What is being asked: Exactly reproduce the lines that follow.

Given information:
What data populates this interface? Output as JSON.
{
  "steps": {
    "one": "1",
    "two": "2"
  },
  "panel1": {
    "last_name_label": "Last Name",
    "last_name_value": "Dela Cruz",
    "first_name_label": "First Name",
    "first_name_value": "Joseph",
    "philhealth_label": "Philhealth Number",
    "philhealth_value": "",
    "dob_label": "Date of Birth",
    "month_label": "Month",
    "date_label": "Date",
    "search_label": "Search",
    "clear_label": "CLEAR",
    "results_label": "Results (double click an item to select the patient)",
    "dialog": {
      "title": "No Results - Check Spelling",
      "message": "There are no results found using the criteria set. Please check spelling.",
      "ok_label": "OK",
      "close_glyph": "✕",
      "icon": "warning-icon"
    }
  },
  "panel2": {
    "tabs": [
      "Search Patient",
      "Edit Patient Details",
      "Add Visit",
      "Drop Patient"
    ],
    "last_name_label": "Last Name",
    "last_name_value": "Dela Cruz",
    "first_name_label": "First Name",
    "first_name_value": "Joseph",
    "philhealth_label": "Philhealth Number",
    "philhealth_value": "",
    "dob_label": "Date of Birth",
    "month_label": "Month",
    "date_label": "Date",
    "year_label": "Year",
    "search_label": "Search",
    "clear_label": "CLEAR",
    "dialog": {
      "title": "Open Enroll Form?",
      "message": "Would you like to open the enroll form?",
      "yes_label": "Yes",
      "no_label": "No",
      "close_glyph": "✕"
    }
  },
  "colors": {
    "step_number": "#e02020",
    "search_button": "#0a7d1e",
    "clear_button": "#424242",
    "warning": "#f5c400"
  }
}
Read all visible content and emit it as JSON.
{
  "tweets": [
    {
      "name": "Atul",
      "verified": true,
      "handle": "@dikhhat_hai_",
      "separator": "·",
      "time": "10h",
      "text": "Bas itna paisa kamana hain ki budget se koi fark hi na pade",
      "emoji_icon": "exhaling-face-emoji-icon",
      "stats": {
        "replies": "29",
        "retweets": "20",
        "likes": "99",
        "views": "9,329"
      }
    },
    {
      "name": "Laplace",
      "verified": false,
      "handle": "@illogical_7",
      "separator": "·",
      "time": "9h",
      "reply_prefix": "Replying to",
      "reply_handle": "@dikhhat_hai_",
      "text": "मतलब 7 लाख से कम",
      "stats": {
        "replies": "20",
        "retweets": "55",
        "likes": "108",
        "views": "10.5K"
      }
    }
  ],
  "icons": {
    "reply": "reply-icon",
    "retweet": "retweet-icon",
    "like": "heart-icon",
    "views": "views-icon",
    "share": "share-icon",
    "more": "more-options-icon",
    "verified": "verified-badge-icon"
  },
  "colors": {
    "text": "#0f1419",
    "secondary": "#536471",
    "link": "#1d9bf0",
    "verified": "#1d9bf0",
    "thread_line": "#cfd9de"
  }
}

Result of this task:
What data populates this interface? Output as JSON.
{
  "steps": {
    "one": "1",
    "two": "2"
  },
  "panel1": {
    "last_name_label": "Last Name",
    "last_name_value": "Dela Cruz",
    "first_name_label": "First Name",
    "first_name_value": "Joseph",
    "philhealth_label": "Philhealth Number",
    "philhealth_value": "",
    "dob_label": "Date of Birth",
    "month_label": "Month",
    "date_label": "Date",
    "search_label": "Search",
    "clear_label": "CLEAR",
    "results_label": "Results (double click an item to select the patient)",
    "dialog": {
      "title": "No Results - Check Spelling",
      "message": "There are no results found using the criteria set. Please check spelling.",
      "ok_label": "OK",
      "close_glyph": "✕",
      "icon": "warning-icon"
    }
  },
  "panel2": {
    "tabs": [
      "Search Patient",
      "Edit Patient Details",
      "Add Visit",
      "Drop Patient"
    ],
    "last_name_label": "Last Name",
    "last_name_value": "Dela Cruz",
    "first_name_label": "First Name",
    "first_name_value": "Joseph",
    "philhealth_label": "Philhealth Number",
    "philhealth_value": "",
    "dob_label": "Date of Birth",
    "month_label": "Month",
    "date_label": "Date",
    "year_label": "Year",
    "search_label": "Search",
    "clear_label": "CLEAR",
    "dialog": {
      "title": "Open Enroll Form?",
      "message": "Would you like to open the enroll form?",
      "yes_label": "Yes",
      "no_label": "No",
      "close_glyph": "✕"
    }
  },
  "colors": {
    "step_number": "#e02020",
    "search_button": "#0a7d1e",
    "clear_button": "#424242",
    "warning": "#f5c400"
  }
}
Read all visible content and emit it as JSON.
{
  "tweets": [
    {
      "name": "Atul",
      "verified": true,
      "handle": "@dikhhat_hai_",
      "separator": "·",
      "time": "10h",
      "text": "Bas itna paisa kamana hain ki budget se koi fark hi na pade",
      "emoji_icon": "exhaling-face-emoji-icon",
      "stats": {
        "replies": "29",
        "retweets": "20",
        "likes": "99",
        "views": "9,329"
      }
    },
    {
      "name": "Laplace",
      "verified": false,
      "handle": "@illogical_7",
      "separator": "·",
      "time": "9h",
      "reply_prefix": "Replying to",
      "reply_handle": "@dikhhat_hai_",
      "text": "मतलब 7 लाख से कम",
      "stats": {
        "replies": "20",
        "retweets": "55",
        "likes": "108",
        "views": "10.5K"
      }
    }
  ],
  "icons": {
    "reply": "reply-icon",
    "retweet": "retweet-icon",
    "like": "heart-icon",
    "views": "views-icon",
    "share": "share-icon",
    "more": "more-options-icon",
    "verified": "verified-badge-icon"
  },
  "colors": {
    "text": "#0f1419",
    "secondary": "#536471",
    "link": "#1d9bf0",
    "verified": "#1d9bf0",
    "thread_line": "#cfd9de"
  }
}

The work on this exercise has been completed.